■ Dataset records:
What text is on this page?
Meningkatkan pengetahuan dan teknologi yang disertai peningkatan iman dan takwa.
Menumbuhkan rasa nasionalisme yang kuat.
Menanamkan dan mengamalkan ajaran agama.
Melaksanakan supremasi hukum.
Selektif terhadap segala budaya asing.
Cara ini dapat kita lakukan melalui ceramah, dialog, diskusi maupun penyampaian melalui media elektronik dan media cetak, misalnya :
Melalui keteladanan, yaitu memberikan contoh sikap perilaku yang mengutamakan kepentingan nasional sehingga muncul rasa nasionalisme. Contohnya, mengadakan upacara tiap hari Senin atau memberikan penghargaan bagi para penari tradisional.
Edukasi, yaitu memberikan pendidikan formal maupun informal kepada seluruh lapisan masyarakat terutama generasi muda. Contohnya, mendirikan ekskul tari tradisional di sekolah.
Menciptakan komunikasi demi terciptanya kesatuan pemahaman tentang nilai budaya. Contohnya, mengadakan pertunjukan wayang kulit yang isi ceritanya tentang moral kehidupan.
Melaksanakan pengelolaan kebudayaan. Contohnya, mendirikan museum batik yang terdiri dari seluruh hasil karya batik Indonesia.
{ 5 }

■ Task:
Every record above should be output exactly.

■ Exercise result:
What text is on this page?
Meningkatkan pengetahuan dan teknologi yang disertai peningkatan iman dan takwa.
Menumbuhkan rasa nasionalisme yang kuat.
Menanamkan dan mengamalkan ajaran agama.
Melaksanakan supremasi hukum.
Selektif terhadap segala budaya asing.
Cara ini dapat kita lakukan melalui ceramah, dialog, diskusi maupun penyampaian melalui media elektronik dan media cetak, misalnya :
Melalui keteladanan, yaitu memberikan contoh sikap perilaku yang mengutamakan kepentingan nasional sehingga muncul rasa nasionalisme. Contohnya, mengadakan upacara tiap hari Senin atau memberikan penghargaan bagi para penari tradisional.
Edukasi, yaitu memberikan pendidikan formal maupun informal kepada seluruh lapisan masyarakat terutama generasi muda. Contohnya, mendirikan ekskul tari tradisional di sekolah.
Menciptakan komunikasi demi terciptanya kesatuan pemahaman tentang nilai budaya. Contohnya, mengadakan pertunjukan wayang kulit yang isi ceritanya tentang moral kehidupan.
Melaksanakan pengelolaan kebudayaan. Contohnya, mendirikan museum batik yang terdiri dari seluruh hasil karya batik Indonesia.
{ 5 }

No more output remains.